What the exercise asks:
Give back the whole listing exactly as written, pictures excluded.
○ ○ ○
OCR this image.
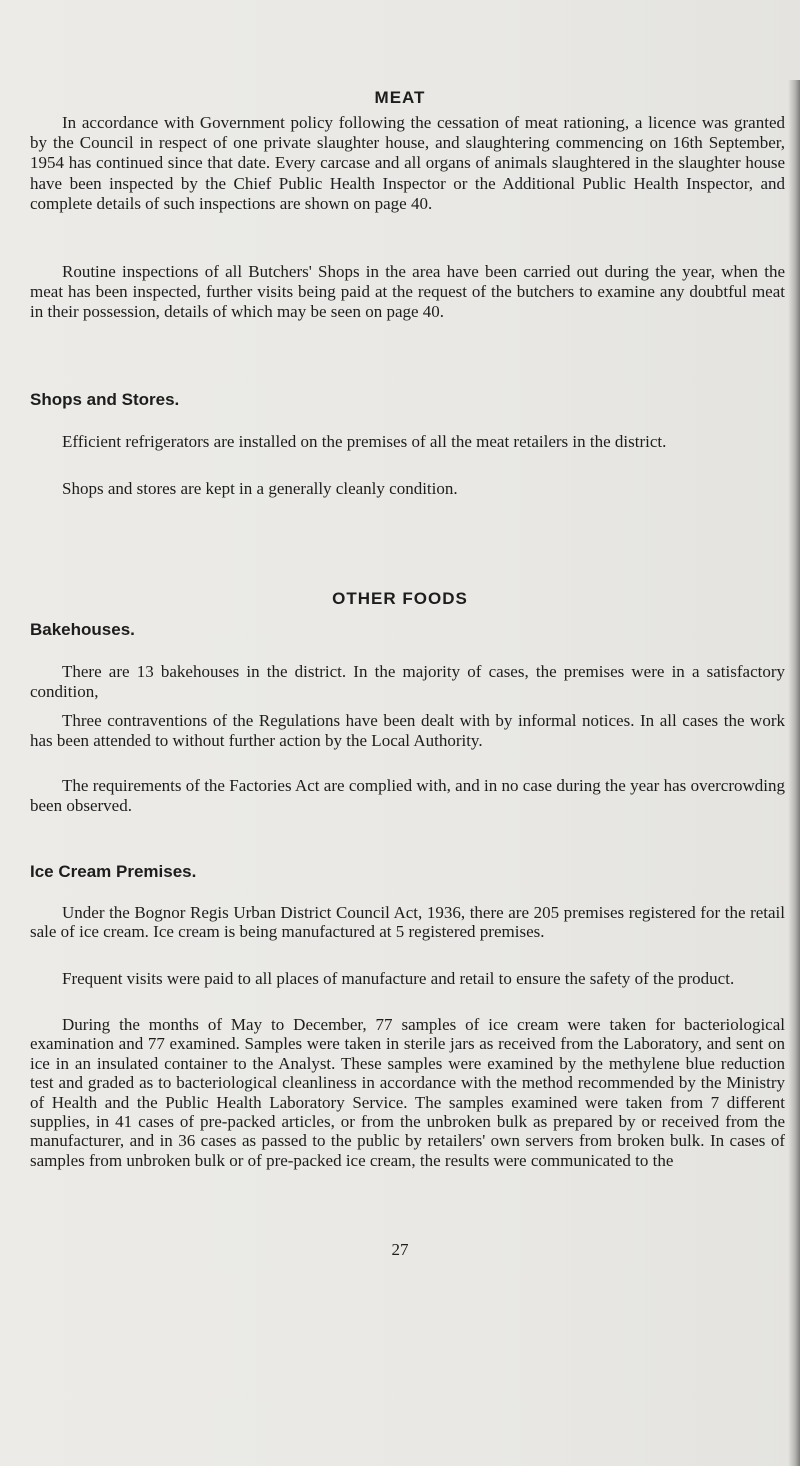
MEAT

In accordance with Government policy following the cessation of meat rationing, a licence was granted by the Council in respect of one private slaughter house, and slaughtering commencing on 16th September, 1954 has continued since that date. Every carcase and all organs of animals slaughtered in the slaughter house have been inspected by the Chief Public Health Inspector or the Additional Public Health Inspector, and complete details of such inspections are shown on page 40.

Routine inspections of all Butchers' Shops in the area have been carried out during the year, when the meat has been inspected, further visits being paid at the request of the butchers to examine any doubtful meat in their possession, details of which may be seen on page 40.

Shops and Stores.

Efficient refrigerators are installed on the premises of all the meat retailers in the district.

Shops and stores are kept in a generally cleanly condition.

OTHER FOODS
Bakehouses.

There are 13 bakehouses in the district. In the majority of cases, the premises were in a satisfactory condition,

Three contraventions of the Regulations have been dealt with by informal notices. In all cases the work has been attended to without further action by the Local Authority.

The requirements of the Factories Act are complied with, and in no case during the year has overcrowding been observed.

Ice Cream Premises.

Under the Bognor Regis Urban District Council Act, 1936, there are 205 premises registered for the retail sale of ice cream. Ice cream is being manufactured at 5 registered premises.

Frequent visits were paid to all places of manufacture and retail to ensure the safety of the product.

During the months of May to December, 77 samples of ice cream were taken for bacteriological examination and 77 examined. Samples were taken in sterile jars as received from the Laboratory, and sent on ice in an insulated container to the Analyst. These samples were examined by the methylene blue reduction test and graded as to bacteriological cleanliness in accordance with the method recommended by the Ministry of Health and the Public Health Laboratory Service. The samples examined were taken from 7 different supplies, in 41 cases of pre-packed articles, or from the unbroken bulk as prepared by or received from the manufacturer, and in 36 cases as passed to the public by retailers' own servers from broken bulk. In cases of samples from unbroken bulk or of pre-packed ice cream, the results were communicated to the

27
○ ○ ○
Solution to the exercise:
OCR this image.
MEAT

In accordance with Government policy following the cessation of meat rationing, a licence was granted by the Council in respect of one private slaughter house, and slaughtering commencing on 16th September, 1954 has continued since that date. Every carcase and all organs of animals slaughtered in the slaughter house have been inspected by the Chief Public Health Inspector or the Additional Public Health Inspector, and complete details of such inspections are shown on page 40.

Routine inspections of all Butchers' Shops in the area have been carried out during the year, when the meat has been inspected, further visits being paid at the request of the butchers to examine any doubtful meat in their possession, details of which may be seen on page 40.

Shops and Stores.

Efficient refrigerators are installed on the premises of all the meat retailers in the district.

Shops and stores are kept in a generally cleanly condition.

OTHER FOODS
Bakehouses.

There are 13 bakehouses in the district. In the majority of cases, the premises were in a satisfactory condition,

Three contraventions of the Regulations have been dealt with by informal notices. In all cases the work has been attended to without further action by the Local Authority.

The requirements of the Factories Act are complied with, and in no case during the year has overcrowding been observed.

Ice Cream Premises.

Under the Bognor Regis Urban District Council Act, 1936, there are 205 premises registered for the retail sale of ice cream. Ice cream is being manufactured at 5 registered premises.

Frequent visits were paid to all places of manufacture and retail to ensure the safety of the product.

During the months of May to December, 77 samples of ice cream were taken for bacteriological examination and 77 examined. Samples were taken in sterile jars as received from the Laboratory, and sent on ice in an insulated container to the Analyst. These samples were examined by the methylene blue reduction test and graded as to bacteriological cleanliness in accordance with the method recommended by the Ministry of Health and the Public Health Laboratory Service. The samples examined were taken from 7 different supplies, in 41 cases of pre-packed articles, or from the unbroken bulk as prepared by or received from the manufacturer, and in 36 cases as passed to the public by retailers' own servers from broken bulk. In cases of samples from unbroken bulk or of pre-packed ice cream, the results were communicated to the

27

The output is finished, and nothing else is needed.